(Rows from a dataset)
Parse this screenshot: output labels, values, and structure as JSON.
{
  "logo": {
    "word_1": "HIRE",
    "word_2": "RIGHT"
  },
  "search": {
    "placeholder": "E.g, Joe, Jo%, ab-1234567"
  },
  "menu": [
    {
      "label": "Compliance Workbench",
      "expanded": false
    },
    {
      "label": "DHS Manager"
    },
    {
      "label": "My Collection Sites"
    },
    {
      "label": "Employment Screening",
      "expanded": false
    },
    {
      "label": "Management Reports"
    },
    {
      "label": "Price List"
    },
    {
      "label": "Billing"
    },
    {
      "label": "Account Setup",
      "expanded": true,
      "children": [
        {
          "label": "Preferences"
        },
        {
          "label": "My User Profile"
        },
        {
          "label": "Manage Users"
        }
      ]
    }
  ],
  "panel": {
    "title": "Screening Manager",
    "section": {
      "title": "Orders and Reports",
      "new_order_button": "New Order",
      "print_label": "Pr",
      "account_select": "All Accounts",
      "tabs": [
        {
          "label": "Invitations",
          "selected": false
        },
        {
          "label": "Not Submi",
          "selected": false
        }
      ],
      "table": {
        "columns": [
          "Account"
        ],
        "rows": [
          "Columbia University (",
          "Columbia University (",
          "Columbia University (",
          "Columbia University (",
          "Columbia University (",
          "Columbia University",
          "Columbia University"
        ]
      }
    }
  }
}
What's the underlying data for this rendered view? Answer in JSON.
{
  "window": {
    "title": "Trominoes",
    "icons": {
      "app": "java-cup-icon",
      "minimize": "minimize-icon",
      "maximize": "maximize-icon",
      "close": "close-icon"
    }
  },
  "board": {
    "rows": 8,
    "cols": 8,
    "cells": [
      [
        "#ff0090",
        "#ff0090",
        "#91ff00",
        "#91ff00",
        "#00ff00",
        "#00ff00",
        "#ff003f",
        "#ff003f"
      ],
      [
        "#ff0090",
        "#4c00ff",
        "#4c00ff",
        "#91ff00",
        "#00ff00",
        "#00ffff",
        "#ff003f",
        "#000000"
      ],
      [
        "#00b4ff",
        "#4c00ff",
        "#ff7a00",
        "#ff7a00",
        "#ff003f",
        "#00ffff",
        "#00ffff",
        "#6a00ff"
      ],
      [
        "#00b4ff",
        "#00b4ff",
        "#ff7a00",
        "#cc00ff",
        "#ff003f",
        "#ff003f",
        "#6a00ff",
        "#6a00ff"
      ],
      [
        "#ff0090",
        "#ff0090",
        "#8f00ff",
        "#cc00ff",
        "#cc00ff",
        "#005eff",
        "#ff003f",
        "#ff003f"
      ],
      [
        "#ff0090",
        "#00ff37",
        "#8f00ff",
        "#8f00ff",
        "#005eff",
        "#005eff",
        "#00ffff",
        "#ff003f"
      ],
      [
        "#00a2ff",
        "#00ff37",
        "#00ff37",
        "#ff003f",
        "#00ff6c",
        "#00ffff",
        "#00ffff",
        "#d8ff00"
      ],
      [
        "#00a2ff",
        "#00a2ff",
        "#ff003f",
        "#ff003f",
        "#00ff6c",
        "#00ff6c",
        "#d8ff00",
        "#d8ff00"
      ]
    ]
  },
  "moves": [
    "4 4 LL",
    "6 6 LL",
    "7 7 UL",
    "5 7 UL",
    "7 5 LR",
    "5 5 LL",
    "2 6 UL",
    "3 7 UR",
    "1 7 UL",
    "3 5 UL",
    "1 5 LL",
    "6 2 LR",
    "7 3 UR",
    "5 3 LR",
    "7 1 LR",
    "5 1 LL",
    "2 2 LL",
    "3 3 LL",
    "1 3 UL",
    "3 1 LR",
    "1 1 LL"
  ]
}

▶ **What you will do**:
Of the lines above, how many contain the string "JSON"? Only the number is required.

▶ **Complete response**:
2